(Data entries)
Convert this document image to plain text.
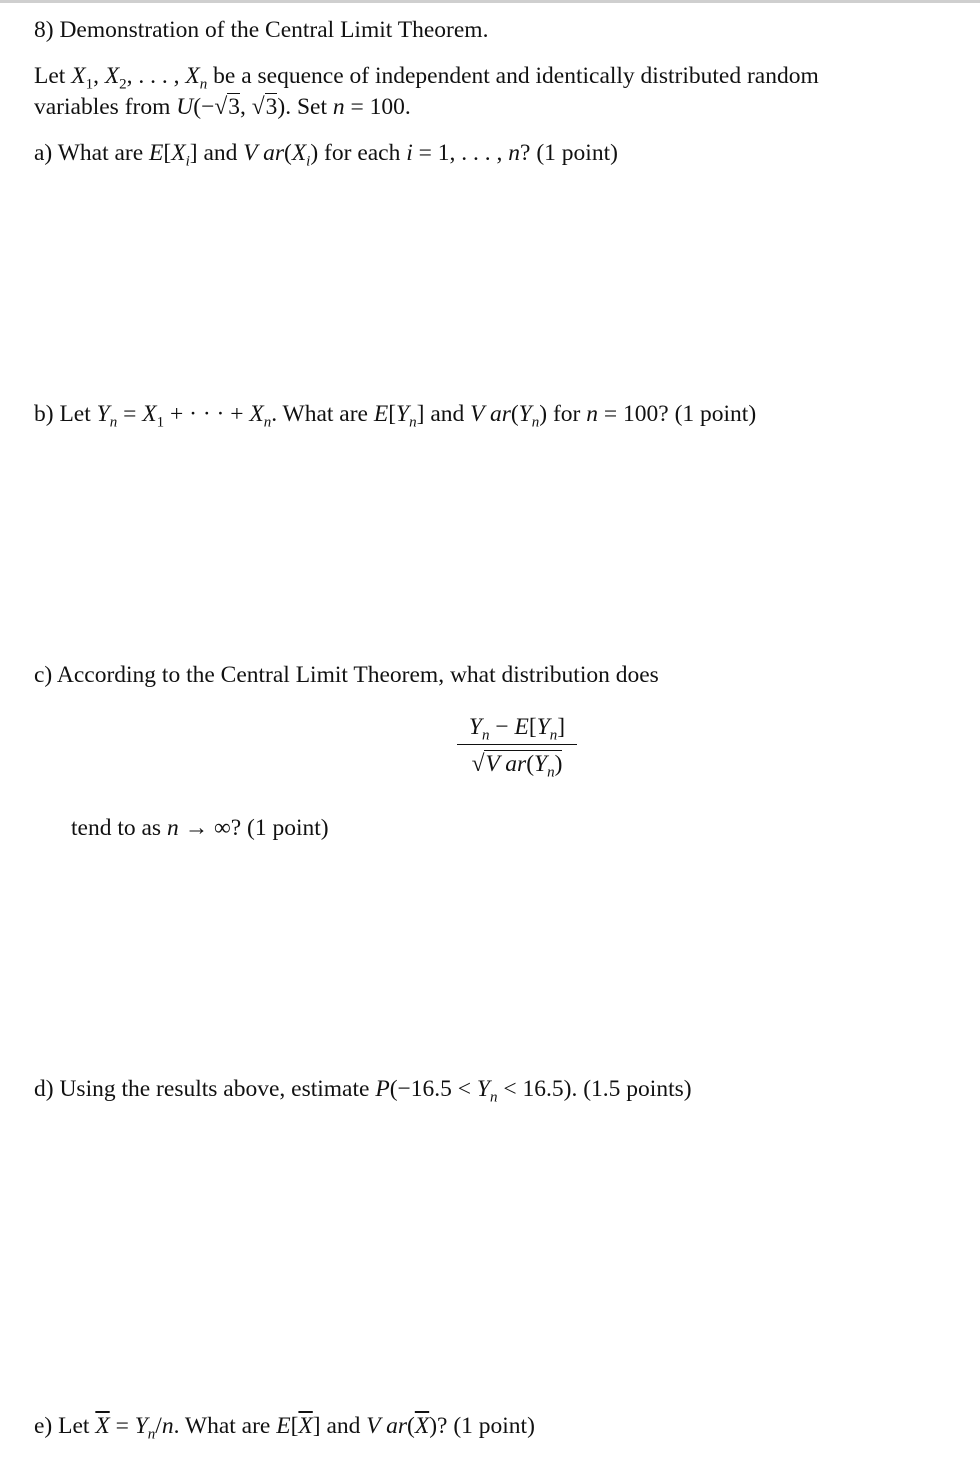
8) Demonstration of the Central Limit Theorem.
Let $X_1$, $X_2$, . . . , $X_n$ be a sequence of independent and identically distributed random
variables from U(−√3, √3). Set n = 100.
a) What are $E[X_i]$ and V $ar(X_i)$ for each i = 1, . . . , n? (1 point)
b) Let $Y_n = X_1$ + · · · + $X_n$. What are $E[Y_n]$ and V $ar(Y_n)$ for n = 100? (1 point)
c) According to the Central Limit Theorem, what distribution does
$Y_n - E[Y_n]$
√V $ar(Y_n)$
tend to as n → ∞? (1 point)
d) Using the results above, estimate $P(-16.5 < Y_n < 16.5)$. (1.5 points)
e) Let $\overline{X} = Y_n/n$. What are $E[\overline{X}]$ and V $ar(\overline{X})$? (1 point)
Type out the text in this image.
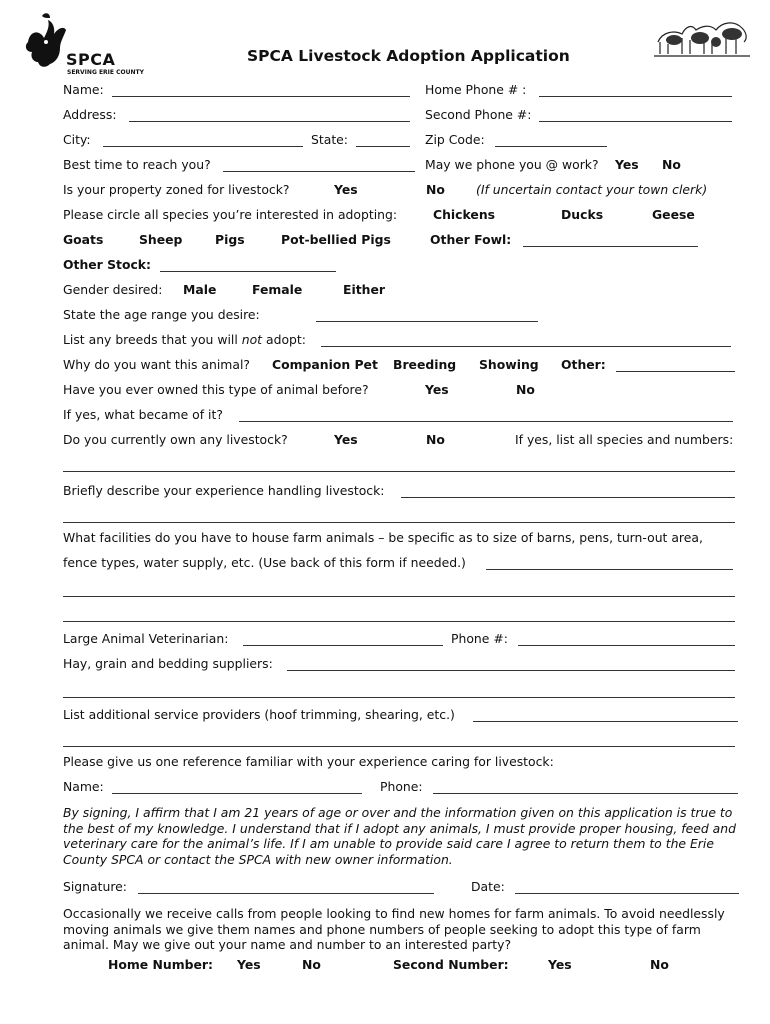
SPCA
SERVING ERIE COUNTY
SPCA Livestock Adoption Application
Name:	Home Phone # :
Address:	Second Phone #:
City:	State:	Zip Code:
Best time to reach you?	May we phone you @ work? Yes No
Is your property zoned for livestock?	Yes	No	(If uncertain contact your town clerk)
Please circle all species you’re interested in adopting:	Chickens	Ducks	Geese
Goats	Sheep	Pigs	Pot-bellied Pigs	Other Fowl:
Other Stock:
Gender desired: Male	Female	Either
State the age range you desire:
List any breeds that you will not adopt:
Why do you want this animal? Companion Pet Breeding Showing Other:
Have you ever owned this type of animal before?	Yes	No
If yes, what became of it?
Do you currently own any livestock?	Yes	No	If yes, list all species and numbers:
Briefly describe your experience handling livestock:
What facilities do you have to house farm animals – be specific as to size of barns, pens, turn-out area,
fence types, water supply, etc. (Use back of this form if needed.)
Large Animal Veterinarian:	Phone #:
Hay, grain and bedding suppliers:
List additional service providers (hoof trimming, shearing, etc.)
Please give us one reference familiar with your experience caring for livestock:
Name:	Phone:
By signing, I affirm that I am 21 years of age or over and the information given on this application is true to the best of my knowledge. I understand that if I adopt any animals, I must provide proper housing, feed and veterinary care for the animal’s life. If I am unable to provide said care I agree to return them to the Erie County SPCA or contact the SPCA with new owner information.
Signature:	Date:
Occasionally we receive calls from people looking to find new homes for farm animals. To avoid needlessly moving animals we give them names and phone numbers of people seeking to adopt this type of farm animal. May we give out your name and number to an interested party?
Home Number: Yes	No	Second Number:	Yes	No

• PROBLEM:
Print out the whole of the material word for word, without pictures.

• THE OUTPUT:
Convert this document image to plain text.
8) Demonstration of the Central Limit Theorem.
Let $X_1$, $X_2$, . . . , $X_n$ be a sequence of independent and identically distributed random
variables from U(−√3, √3). Set n = 100.
a) What are $E[X_i]$ and V $ar(X_i)$ for each i = 1, . . . , n? (1 point)
b) Let $Y_n = X_1$ + · · · + $X_n$. What are $E[Y_n]$ and V $ar(Y_n)$ for n = 100? (1 point)
c) According to the Central Limit Theorem, what distribution does
$Y_n - E[Y_n]$
√V $ar(Y_n)$
tend to as n → ∞? (1 point)
d) Using the results above, estimate $P(-16.5 < Y_n < 16.5)$. (1.5 points)
e) Let $\overline{X} = Y_n/n$. What are $E[\overline{X}]$ and V $ar(\overline{X})$? (1 point)
Type out the text in this image.
SPCA
SERVING ERIE COUNTY
SPCA Livestock Adoption Application
Name:	Home Phone # :
Address:	Second Phone #:
City:	State:	Zip Code:
Best time to reach you?	May we phone you @ work? Yes No
Is your property zoned for livestock?	Yes	No	(If uncertain contact your town clerk)
Please circle all species you’re interested in adopting:	Chickens	Ducks	Geese
Goats	Sheep	Pigs	Pot-bellied Pigs	Other Fowl:
Other Stock:
Gender desired: Male	Female	Either
State the age range you desire:
List any breeds that you will not adopt:
Why do you want this animal? Companion Pet Breeding Showing Other:
Have you ever owned this type of animal before?	Yes	No
If yes, what became of it?
Do you currently own any livestock?	Yes	No	If yes, list all species and numbers:
Briefly describe your experience handling livestock:
What facilities do you have to house farm animals – be specific as to size of barns, pens, turn-out area,
fence types, water supply, etc. (Use back of this form if needed.)
Large Animal Veterinarian:	Phone #:
Hay, grain and bedding suppliers:
List additional service providers (hoof trimming, shearing, etc.)
Please give us one reference familiar with your experience caring for livestock:
Name:	Phone:
By signing, I affirm that I am 21 years of age or over and the information given on this application is true to the best of my knowledge. I understand that if I adopt any animals, I must provide proper housing, feed and veterinary care for the animal’s life. If I am unable to provide said care I agree to return them to the Erie County SPCA or contact the SPCA with new owner information.
Signature:	Date:
Occasionally we receive calls from people looking to find new homes for farm animals. To avoid needlessly moving animals we give them names and phone numbers of people seeking to adopt this type of farm animal. May we give out your name and number to an interested party?
Home Number: Yes	No	Second Number:	Yes	No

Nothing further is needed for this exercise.